→ **Work to do**
Read the listing and extract each line that includes the word "romane".

→ **The input**
+ + + +
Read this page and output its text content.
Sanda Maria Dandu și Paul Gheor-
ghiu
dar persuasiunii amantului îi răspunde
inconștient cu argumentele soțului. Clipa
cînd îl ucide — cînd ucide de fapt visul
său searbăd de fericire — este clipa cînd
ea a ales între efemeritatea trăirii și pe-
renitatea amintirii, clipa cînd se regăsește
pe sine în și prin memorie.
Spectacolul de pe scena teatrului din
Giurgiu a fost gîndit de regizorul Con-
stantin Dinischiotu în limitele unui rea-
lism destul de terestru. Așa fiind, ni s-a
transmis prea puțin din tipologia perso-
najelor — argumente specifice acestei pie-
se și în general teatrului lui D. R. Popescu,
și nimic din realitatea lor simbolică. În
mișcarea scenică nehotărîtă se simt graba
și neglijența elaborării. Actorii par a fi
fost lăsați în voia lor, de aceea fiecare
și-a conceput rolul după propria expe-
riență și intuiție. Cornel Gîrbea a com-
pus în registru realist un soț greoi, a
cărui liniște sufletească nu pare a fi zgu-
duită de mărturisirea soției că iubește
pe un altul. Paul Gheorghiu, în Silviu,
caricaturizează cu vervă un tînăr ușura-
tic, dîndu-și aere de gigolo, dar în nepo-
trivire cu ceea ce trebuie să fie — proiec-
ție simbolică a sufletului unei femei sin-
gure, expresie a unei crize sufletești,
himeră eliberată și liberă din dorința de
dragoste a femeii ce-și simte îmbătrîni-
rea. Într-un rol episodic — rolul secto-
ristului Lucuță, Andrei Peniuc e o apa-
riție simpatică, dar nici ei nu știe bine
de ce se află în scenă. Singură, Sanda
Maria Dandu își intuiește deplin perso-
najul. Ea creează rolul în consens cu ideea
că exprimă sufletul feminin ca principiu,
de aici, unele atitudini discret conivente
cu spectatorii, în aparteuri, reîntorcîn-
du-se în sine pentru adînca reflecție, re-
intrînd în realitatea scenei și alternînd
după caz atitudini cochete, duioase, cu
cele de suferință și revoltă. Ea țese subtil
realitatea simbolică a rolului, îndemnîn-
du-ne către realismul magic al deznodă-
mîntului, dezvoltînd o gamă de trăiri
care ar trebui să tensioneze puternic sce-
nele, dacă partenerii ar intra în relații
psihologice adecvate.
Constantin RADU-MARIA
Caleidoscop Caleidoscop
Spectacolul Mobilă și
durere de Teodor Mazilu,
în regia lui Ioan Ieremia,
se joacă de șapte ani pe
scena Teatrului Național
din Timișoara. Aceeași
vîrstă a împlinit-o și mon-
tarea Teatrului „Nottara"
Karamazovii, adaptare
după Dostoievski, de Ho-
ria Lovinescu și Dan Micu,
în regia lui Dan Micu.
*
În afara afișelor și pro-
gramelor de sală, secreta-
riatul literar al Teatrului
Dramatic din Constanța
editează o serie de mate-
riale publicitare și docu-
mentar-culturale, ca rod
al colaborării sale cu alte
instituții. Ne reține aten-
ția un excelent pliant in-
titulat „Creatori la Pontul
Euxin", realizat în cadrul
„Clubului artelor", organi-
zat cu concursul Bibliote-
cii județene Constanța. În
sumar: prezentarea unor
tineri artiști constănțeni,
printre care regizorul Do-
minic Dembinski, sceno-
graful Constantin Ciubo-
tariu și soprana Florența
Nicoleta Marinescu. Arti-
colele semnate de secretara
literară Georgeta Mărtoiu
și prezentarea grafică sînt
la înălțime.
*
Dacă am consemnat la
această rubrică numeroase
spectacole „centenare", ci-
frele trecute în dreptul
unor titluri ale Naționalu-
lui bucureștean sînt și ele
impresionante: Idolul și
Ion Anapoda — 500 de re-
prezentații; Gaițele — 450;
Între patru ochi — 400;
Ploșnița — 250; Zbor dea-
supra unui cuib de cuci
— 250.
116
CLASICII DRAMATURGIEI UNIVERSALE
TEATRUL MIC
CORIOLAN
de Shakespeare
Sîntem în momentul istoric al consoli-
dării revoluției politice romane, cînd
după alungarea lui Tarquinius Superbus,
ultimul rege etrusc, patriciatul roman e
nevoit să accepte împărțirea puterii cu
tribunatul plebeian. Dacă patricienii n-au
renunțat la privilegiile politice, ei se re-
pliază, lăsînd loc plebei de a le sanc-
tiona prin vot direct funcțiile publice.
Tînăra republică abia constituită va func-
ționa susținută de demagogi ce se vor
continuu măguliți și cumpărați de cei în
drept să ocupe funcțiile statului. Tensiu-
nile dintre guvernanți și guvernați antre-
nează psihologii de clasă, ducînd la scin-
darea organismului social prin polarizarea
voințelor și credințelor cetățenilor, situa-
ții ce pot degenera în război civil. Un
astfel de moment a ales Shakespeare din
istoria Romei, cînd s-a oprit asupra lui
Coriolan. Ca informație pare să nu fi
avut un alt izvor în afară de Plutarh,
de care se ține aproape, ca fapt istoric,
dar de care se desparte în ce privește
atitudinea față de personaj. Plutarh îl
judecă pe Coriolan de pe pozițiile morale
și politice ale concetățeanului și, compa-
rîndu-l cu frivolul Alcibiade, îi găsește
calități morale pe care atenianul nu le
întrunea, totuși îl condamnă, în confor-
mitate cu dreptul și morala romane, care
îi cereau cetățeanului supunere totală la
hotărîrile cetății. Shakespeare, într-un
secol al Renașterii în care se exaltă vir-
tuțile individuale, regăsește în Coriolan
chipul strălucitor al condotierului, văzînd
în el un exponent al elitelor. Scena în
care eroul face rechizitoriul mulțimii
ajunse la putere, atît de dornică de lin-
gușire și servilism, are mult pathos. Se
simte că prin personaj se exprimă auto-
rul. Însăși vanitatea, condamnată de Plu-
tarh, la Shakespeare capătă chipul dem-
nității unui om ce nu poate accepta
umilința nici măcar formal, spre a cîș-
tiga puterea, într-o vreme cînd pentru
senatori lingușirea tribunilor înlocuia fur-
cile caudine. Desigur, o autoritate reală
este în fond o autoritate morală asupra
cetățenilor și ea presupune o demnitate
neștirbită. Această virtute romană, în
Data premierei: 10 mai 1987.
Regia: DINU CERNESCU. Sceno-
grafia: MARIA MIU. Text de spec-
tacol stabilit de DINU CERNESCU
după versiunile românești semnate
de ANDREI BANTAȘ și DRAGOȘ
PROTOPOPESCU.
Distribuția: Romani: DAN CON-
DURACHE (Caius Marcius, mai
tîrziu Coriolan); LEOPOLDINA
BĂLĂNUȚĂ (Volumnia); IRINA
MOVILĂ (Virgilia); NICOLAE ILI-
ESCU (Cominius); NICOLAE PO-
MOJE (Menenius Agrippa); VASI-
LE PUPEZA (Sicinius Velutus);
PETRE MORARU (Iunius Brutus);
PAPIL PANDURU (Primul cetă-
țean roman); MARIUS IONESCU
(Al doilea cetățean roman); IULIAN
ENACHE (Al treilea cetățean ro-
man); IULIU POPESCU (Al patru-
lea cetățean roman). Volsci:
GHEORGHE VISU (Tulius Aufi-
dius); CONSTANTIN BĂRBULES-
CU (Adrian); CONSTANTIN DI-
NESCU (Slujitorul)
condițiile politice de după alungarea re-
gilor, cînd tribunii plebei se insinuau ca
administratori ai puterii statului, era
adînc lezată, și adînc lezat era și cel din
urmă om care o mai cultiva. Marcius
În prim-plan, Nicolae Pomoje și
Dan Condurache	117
+ + + +
→ **The response**
dării revoluției politice romane, cînd
mitate cu dreptul și morala romane, care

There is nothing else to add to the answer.